• **Problem to work on**
Search the material below for the string "nlabour" and list each line that holds it.

• **Dataset entries**

----------------------------------------

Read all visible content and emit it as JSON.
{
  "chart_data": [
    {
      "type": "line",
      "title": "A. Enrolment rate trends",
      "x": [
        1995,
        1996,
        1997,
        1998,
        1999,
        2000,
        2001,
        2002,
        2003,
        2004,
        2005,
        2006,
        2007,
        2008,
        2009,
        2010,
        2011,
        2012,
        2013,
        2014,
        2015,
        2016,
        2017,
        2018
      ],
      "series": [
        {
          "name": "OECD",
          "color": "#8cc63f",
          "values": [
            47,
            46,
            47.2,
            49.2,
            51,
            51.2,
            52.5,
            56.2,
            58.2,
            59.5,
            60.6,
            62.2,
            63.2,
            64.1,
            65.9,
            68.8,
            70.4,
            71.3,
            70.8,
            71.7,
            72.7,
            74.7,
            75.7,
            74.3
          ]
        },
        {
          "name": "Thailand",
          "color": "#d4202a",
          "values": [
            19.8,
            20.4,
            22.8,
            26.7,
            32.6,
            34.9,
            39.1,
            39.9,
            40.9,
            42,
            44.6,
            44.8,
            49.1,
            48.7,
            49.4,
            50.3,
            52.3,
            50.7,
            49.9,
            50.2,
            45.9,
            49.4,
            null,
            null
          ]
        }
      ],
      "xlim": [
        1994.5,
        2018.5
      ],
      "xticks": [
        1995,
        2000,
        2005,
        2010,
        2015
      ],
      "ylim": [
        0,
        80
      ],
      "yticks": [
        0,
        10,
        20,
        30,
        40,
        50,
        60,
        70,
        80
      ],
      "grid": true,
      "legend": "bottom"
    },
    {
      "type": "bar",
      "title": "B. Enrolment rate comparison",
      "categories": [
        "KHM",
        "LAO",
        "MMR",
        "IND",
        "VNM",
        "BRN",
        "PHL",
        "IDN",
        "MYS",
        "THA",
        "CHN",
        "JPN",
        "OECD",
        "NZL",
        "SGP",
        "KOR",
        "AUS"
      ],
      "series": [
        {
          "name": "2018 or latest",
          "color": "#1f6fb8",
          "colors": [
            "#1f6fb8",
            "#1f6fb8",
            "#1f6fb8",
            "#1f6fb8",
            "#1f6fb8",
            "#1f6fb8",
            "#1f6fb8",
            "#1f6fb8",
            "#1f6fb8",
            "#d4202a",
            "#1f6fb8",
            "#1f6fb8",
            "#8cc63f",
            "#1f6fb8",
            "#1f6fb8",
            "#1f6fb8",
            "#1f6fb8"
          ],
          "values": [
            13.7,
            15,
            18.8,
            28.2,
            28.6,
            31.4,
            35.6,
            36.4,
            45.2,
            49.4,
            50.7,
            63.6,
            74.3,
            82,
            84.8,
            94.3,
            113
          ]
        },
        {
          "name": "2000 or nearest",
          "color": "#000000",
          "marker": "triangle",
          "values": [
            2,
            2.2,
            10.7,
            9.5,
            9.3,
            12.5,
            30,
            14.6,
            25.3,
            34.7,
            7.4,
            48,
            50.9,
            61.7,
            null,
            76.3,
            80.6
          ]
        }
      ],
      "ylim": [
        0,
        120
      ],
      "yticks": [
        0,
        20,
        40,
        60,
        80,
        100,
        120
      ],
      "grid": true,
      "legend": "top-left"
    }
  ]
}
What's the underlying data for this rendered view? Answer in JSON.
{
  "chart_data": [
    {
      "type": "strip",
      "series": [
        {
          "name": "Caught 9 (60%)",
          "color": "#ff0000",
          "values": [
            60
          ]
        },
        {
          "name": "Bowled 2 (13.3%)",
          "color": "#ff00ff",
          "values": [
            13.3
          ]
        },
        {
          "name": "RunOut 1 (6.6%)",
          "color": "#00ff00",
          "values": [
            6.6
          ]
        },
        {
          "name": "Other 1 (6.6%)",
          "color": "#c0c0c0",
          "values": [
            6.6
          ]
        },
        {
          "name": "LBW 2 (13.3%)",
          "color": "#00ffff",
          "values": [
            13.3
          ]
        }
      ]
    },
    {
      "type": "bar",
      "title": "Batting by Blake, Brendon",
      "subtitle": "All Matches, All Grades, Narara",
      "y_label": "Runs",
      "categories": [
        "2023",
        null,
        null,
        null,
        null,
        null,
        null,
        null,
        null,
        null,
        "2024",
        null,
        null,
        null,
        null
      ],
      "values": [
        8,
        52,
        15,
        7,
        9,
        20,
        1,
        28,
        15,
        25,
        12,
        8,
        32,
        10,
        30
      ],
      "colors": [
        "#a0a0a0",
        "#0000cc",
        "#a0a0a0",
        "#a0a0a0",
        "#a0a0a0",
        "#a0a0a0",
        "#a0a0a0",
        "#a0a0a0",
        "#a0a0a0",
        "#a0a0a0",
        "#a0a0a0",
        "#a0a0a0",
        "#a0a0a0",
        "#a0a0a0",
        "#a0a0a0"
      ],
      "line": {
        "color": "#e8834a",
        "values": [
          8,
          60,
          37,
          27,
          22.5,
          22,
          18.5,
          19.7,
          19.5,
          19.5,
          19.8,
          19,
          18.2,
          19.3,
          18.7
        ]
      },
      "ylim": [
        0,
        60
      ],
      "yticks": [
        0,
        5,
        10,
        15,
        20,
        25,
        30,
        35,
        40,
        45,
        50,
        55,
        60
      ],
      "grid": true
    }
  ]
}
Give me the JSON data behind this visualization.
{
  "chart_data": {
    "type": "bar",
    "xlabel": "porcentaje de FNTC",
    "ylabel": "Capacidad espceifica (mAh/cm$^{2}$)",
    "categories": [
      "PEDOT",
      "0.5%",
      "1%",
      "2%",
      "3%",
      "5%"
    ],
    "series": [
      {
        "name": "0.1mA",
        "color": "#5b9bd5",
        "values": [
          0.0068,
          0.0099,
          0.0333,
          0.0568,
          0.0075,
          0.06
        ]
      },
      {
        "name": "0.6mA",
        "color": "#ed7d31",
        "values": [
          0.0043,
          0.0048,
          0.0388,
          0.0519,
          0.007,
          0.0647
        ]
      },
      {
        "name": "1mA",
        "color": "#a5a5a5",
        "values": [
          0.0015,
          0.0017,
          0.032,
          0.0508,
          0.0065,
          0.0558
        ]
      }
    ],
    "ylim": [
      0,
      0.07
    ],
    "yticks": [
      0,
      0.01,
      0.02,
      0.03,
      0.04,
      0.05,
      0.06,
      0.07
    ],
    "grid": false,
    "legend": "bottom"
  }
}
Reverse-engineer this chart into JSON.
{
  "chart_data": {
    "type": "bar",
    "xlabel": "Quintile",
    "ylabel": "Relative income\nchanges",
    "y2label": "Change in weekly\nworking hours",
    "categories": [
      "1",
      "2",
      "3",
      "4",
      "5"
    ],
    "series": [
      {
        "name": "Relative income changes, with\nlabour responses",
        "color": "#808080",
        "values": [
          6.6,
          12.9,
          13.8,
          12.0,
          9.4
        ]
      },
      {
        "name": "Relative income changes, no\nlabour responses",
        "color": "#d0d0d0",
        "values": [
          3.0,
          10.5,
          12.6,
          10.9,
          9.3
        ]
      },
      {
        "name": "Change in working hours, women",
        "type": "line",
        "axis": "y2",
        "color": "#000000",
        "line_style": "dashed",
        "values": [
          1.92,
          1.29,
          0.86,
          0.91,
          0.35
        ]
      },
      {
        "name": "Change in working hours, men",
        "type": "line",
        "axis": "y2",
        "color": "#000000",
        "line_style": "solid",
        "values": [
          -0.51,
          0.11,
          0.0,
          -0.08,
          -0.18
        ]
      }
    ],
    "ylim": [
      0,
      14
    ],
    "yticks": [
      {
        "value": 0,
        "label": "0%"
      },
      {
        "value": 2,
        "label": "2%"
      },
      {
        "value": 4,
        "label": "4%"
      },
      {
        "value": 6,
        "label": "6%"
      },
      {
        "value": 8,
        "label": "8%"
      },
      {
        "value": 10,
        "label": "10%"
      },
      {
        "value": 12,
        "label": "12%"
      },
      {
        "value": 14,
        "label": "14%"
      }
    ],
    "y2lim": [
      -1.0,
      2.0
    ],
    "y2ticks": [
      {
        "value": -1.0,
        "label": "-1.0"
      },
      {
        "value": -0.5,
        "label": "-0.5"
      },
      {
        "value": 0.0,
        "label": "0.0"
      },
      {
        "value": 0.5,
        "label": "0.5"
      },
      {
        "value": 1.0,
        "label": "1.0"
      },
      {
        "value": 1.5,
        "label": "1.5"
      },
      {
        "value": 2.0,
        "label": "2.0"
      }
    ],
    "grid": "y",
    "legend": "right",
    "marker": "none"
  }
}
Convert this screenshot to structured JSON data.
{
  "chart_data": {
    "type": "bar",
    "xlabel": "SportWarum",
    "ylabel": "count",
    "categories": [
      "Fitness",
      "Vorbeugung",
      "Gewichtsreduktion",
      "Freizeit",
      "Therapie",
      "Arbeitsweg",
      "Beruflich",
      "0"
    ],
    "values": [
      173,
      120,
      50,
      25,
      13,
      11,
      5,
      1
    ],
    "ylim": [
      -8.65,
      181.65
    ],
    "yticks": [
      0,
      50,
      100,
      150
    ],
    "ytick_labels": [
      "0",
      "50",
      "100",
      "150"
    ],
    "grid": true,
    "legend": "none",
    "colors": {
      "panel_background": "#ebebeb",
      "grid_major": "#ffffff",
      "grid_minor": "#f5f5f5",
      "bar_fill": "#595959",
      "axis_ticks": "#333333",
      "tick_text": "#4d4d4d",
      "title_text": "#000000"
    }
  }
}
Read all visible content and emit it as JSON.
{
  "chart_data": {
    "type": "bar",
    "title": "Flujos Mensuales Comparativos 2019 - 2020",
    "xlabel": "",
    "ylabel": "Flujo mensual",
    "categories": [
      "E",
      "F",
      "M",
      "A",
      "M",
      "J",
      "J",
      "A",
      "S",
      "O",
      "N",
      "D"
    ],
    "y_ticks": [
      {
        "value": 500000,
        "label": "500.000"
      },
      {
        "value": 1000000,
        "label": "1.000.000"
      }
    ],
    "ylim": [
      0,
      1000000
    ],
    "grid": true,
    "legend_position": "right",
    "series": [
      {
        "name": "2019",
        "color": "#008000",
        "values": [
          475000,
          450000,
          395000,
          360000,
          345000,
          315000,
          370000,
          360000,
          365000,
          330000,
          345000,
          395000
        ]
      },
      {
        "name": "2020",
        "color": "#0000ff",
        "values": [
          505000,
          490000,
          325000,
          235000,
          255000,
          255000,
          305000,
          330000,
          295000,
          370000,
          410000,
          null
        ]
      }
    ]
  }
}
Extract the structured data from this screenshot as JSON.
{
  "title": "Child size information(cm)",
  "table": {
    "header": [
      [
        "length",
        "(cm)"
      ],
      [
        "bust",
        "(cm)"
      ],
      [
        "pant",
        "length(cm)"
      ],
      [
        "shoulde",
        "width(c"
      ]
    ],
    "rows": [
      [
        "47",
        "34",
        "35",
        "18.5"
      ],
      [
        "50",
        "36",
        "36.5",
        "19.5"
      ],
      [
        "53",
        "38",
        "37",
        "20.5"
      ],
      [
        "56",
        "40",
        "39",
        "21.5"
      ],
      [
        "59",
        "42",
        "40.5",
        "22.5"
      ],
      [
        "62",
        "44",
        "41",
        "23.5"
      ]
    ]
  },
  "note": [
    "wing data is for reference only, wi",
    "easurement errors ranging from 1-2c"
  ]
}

----------------------------------------

• **Worked answer**
        "name": "Relative income changes, with\nlabour responses",
        "name": "Relative income changes, no\nlabour responses",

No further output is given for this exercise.